EXERCISE AIM ▸
Take every line from the material that has the word "ratio" in it.

EXERCISE MATERIAL ▸
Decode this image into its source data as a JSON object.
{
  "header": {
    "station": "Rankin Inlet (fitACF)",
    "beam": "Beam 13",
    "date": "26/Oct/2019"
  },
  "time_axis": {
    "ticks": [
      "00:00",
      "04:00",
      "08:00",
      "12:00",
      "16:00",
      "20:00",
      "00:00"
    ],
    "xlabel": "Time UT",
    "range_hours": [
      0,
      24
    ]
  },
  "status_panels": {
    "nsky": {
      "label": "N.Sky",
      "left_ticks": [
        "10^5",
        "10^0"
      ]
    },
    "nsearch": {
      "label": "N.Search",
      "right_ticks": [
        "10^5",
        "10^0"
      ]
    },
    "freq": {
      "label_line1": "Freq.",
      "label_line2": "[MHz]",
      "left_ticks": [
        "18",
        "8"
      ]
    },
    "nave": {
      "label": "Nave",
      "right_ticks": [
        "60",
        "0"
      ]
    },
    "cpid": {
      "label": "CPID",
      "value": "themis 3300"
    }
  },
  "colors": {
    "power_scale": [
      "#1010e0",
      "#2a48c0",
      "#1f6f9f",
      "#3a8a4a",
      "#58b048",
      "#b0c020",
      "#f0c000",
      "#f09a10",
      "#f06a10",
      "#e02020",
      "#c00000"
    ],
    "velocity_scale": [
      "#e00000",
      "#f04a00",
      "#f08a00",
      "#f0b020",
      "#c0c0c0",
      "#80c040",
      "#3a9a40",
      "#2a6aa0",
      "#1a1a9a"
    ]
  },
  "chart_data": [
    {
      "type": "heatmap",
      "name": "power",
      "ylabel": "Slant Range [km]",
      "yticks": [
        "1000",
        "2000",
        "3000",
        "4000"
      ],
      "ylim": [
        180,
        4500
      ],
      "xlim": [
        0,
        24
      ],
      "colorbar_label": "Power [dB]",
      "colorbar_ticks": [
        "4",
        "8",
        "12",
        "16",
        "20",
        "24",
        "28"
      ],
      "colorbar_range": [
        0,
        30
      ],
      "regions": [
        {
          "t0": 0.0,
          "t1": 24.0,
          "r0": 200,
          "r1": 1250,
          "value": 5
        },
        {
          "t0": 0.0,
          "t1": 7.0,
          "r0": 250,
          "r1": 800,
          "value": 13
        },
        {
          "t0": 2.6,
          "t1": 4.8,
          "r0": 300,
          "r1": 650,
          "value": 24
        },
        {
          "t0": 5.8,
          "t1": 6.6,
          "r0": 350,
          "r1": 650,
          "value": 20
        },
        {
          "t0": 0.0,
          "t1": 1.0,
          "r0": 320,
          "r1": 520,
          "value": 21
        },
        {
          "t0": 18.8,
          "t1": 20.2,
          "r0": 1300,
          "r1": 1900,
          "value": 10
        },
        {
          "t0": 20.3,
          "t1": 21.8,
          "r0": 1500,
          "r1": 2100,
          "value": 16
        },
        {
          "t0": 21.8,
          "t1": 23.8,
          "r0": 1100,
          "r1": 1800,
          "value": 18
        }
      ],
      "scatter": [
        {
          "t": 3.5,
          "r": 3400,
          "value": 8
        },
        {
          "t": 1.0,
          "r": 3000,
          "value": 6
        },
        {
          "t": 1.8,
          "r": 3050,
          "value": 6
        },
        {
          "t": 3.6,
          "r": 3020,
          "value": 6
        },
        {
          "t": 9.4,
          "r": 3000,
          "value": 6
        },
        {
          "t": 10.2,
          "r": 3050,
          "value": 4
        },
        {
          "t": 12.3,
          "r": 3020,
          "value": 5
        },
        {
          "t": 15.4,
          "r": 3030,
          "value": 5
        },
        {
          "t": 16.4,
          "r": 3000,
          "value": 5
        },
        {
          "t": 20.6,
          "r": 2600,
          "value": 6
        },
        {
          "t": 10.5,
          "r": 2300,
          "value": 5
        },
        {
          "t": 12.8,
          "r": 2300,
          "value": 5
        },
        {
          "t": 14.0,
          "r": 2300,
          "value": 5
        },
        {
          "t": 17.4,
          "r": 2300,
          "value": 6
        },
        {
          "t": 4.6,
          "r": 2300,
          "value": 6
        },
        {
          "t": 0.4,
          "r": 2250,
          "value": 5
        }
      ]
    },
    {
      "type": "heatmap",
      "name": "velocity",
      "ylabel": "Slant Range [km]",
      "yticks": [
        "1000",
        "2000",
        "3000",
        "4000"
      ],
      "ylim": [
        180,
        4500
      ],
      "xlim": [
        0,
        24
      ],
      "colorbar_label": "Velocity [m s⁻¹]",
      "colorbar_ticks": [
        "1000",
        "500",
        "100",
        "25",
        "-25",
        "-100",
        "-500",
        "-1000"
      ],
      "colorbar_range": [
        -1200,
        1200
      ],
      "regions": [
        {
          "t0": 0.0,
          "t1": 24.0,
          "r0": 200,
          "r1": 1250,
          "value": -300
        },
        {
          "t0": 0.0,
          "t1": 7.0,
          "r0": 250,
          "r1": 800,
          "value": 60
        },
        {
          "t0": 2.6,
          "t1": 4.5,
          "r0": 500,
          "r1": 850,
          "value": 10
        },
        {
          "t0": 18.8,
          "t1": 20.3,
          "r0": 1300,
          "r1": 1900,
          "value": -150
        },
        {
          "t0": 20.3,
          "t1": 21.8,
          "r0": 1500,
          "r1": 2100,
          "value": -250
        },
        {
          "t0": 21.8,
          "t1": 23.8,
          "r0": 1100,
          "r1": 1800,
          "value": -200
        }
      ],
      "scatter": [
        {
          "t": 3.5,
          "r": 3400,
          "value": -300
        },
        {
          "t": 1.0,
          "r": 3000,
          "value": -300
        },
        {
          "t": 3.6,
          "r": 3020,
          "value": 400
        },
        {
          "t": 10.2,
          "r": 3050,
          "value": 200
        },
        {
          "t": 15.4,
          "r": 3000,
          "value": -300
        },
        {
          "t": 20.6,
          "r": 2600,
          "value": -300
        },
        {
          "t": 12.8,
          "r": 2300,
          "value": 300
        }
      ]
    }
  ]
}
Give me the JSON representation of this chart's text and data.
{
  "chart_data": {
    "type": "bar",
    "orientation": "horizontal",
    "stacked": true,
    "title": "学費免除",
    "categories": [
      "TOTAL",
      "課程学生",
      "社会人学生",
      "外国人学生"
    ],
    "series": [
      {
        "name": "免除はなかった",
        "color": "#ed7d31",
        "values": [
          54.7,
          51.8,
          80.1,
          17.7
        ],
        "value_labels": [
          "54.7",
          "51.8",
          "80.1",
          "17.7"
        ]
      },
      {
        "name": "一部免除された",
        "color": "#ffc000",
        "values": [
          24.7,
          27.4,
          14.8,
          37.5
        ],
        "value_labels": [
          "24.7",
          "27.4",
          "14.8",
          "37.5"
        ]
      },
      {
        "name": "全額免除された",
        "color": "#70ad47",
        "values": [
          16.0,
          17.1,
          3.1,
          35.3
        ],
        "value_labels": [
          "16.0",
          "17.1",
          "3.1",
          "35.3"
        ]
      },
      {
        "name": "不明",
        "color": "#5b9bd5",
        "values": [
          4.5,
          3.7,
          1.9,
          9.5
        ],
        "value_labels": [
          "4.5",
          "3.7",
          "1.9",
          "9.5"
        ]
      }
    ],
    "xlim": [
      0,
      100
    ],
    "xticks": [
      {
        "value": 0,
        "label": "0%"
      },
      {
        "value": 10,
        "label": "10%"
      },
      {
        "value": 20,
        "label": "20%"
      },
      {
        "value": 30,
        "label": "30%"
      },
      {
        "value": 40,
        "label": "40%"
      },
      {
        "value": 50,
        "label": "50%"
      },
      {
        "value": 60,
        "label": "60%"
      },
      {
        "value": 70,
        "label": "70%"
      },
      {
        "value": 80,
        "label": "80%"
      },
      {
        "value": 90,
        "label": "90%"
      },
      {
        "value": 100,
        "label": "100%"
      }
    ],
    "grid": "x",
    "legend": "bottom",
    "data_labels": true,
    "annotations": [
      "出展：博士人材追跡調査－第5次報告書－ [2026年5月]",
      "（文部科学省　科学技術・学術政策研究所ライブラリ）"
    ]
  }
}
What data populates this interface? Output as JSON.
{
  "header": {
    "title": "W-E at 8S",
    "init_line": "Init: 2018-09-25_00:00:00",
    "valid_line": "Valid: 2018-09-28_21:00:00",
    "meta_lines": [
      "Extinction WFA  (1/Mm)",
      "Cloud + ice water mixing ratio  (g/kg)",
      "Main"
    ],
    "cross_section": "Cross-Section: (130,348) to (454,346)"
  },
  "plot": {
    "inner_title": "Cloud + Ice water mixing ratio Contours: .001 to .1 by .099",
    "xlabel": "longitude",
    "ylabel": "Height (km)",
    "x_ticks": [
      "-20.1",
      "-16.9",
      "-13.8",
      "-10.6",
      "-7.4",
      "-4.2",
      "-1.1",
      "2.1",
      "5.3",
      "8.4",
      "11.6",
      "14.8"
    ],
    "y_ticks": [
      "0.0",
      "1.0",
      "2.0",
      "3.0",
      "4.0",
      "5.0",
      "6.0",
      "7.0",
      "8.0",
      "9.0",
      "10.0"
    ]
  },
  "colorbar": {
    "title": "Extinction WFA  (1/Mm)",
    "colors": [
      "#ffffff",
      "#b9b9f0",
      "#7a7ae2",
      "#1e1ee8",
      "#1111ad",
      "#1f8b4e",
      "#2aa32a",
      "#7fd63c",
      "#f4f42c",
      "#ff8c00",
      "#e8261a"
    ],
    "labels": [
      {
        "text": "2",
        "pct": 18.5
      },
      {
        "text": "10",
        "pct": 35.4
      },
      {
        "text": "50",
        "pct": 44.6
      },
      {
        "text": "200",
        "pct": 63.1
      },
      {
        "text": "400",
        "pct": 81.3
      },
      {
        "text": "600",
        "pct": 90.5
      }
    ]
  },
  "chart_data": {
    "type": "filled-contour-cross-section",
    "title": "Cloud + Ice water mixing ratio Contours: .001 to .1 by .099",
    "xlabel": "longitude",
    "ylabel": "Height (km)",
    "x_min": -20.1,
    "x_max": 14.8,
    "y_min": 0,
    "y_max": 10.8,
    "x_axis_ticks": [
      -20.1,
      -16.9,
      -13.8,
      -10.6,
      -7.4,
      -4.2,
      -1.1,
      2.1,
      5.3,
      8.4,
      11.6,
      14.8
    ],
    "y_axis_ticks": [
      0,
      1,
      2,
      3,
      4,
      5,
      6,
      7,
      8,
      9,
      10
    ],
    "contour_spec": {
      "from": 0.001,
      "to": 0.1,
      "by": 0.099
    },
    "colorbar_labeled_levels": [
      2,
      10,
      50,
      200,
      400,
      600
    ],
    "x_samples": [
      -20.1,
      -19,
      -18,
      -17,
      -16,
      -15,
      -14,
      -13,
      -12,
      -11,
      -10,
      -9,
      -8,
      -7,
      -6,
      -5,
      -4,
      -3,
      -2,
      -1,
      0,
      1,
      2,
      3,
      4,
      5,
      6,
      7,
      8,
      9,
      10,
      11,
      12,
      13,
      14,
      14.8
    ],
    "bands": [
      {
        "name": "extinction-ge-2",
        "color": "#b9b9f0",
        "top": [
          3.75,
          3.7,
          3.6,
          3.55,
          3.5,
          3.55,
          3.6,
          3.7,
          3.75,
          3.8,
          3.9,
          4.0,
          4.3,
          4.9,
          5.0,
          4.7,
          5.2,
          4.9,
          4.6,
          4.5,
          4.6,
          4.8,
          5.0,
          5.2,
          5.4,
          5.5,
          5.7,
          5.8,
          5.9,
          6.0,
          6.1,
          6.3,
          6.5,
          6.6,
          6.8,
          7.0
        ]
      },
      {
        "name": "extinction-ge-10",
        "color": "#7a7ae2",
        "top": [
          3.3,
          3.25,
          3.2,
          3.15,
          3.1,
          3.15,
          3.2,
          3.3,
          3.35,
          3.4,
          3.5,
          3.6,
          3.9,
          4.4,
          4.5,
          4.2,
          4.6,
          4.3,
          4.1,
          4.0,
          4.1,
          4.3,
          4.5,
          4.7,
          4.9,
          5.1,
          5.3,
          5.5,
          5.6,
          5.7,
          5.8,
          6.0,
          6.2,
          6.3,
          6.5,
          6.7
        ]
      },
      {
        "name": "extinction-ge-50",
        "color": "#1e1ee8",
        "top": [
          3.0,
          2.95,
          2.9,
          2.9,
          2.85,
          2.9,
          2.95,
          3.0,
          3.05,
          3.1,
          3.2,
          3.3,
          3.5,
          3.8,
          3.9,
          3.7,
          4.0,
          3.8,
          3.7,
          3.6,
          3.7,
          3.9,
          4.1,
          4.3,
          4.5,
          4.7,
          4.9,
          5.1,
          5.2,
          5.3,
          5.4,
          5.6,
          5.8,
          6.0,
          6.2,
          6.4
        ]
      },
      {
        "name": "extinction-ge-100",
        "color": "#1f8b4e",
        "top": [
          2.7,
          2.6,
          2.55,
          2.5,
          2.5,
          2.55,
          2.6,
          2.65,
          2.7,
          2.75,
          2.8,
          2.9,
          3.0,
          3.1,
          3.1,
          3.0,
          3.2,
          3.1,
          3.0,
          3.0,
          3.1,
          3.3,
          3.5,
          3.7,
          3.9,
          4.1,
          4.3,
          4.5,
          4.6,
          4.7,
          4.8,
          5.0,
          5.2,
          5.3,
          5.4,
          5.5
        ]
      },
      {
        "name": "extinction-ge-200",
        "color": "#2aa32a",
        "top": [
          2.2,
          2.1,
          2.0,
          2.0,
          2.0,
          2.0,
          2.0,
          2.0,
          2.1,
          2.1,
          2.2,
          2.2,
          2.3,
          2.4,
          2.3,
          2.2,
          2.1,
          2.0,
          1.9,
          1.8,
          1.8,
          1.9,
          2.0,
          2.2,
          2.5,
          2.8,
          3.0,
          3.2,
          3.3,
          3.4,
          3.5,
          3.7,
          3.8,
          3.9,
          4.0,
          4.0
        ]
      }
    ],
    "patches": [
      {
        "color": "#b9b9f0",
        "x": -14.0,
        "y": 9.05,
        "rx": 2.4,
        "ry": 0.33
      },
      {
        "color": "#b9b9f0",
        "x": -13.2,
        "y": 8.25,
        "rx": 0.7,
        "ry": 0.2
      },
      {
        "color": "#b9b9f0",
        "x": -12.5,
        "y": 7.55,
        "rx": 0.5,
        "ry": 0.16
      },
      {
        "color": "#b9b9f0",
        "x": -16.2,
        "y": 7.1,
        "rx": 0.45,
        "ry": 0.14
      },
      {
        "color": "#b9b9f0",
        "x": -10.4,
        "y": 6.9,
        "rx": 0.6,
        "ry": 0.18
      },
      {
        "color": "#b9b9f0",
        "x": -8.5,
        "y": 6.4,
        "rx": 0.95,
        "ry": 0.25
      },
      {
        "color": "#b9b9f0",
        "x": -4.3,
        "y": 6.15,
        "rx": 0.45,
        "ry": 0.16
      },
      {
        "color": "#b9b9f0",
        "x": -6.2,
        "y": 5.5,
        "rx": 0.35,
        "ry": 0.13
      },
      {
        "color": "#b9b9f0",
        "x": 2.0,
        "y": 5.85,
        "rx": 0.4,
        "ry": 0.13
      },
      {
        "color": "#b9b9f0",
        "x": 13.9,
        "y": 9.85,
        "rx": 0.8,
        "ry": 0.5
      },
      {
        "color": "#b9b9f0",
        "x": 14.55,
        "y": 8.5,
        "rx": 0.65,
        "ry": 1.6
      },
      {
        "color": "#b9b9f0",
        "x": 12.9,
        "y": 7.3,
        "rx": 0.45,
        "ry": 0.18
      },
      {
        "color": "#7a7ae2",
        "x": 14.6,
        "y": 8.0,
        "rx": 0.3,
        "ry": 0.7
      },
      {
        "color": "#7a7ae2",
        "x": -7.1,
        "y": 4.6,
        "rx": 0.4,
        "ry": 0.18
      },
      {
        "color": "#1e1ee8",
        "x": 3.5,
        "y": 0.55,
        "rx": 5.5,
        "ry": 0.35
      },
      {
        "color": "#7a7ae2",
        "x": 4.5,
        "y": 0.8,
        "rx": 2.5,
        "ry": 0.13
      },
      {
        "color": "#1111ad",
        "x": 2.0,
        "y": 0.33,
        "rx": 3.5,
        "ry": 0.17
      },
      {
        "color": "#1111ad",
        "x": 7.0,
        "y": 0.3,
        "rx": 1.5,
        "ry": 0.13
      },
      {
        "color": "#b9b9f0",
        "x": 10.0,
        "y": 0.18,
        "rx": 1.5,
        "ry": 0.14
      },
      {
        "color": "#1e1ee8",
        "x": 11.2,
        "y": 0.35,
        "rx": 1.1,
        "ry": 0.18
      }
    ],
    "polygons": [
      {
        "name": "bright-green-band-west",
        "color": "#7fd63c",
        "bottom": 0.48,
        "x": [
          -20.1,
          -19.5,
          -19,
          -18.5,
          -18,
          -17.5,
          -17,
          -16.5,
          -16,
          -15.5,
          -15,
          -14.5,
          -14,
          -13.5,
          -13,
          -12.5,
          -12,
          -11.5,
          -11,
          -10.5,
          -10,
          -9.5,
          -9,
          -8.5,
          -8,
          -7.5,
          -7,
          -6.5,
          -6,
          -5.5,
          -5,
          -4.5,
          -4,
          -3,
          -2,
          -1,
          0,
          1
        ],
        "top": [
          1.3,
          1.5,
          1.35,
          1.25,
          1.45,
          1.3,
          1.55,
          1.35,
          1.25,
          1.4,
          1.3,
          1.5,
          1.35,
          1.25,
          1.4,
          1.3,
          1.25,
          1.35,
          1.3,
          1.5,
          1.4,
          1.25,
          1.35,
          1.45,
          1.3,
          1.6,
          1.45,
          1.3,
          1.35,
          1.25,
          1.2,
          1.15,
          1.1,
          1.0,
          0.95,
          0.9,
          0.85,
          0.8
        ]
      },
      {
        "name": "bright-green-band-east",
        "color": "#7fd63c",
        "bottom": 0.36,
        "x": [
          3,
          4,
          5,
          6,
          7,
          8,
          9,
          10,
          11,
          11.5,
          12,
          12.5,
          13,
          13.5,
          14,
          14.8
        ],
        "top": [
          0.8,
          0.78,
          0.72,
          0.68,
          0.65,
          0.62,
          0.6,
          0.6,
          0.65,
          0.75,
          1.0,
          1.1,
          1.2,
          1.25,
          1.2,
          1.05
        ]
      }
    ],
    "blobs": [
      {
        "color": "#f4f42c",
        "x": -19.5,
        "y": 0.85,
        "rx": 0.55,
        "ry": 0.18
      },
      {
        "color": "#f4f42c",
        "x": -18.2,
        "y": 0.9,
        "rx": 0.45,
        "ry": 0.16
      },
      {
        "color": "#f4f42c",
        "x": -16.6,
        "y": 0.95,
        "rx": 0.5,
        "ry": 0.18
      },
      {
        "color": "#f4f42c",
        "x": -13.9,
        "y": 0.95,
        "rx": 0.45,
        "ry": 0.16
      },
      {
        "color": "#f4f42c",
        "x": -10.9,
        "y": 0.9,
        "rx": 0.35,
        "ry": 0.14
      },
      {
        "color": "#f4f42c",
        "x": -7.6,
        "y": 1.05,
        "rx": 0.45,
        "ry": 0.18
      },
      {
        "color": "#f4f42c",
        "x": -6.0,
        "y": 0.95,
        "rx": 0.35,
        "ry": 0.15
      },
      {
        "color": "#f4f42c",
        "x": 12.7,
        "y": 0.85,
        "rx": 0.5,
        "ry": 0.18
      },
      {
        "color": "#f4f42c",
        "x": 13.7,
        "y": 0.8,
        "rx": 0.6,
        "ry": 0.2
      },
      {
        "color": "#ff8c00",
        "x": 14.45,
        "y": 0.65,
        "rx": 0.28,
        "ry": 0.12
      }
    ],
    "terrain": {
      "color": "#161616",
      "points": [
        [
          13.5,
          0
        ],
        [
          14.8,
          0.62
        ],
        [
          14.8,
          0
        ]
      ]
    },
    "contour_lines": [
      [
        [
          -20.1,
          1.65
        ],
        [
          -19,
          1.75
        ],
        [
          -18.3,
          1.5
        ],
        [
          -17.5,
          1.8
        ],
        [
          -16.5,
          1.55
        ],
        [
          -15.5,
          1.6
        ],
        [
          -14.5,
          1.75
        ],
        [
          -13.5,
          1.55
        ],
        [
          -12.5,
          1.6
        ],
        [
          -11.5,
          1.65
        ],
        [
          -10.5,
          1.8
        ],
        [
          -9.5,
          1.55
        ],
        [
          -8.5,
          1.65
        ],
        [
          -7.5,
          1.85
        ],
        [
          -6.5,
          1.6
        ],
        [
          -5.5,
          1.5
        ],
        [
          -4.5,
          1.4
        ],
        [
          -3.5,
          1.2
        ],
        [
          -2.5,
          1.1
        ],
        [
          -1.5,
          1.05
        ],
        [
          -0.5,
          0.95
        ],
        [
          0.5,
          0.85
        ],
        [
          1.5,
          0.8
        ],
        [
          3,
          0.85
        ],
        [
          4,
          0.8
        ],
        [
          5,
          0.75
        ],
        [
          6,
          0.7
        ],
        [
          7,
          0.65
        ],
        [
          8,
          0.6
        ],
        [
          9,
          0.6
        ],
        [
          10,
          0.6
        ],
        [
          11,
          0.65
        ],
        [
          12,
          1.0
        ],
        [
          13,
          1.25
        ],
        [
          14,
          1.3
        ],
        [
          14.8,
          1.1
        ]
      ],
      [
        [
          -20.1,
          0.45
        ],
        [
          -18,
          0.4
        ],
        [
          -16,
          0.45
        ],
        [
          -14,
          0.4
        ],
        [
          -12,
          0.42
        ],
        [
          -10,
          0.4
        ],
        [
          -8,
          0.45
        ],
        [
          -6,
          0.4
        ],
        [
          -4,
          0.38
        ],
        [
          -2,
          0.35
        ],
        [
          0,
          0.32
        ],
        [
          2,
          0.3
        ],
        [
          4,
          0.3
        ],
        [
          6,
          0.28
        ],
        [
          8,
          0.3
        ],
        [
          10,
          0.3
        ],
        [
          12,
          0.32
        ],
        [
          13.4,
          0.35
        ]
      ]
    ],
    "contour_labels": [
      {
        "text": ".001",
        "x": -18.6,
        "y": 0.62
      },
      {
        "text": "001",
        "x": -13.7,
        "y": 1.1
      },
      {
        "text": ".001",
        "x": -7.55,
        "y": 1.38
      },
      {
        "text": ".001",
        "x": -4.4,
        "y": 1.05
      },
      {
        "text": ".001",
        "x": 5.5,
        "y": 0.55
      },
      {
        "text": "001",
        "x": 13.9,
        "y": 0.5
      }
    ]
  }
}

RESULT OF THE TASK ▸
      "Cloud + ice water mixing ratio  (g/kg)",
    "inner_title": "Cloud + Ice water mixing ratio Contours: .001 to .1 by .099",
    "title": "Cloud + Ice water mixing ratio Contours: .001 to .1 by .099",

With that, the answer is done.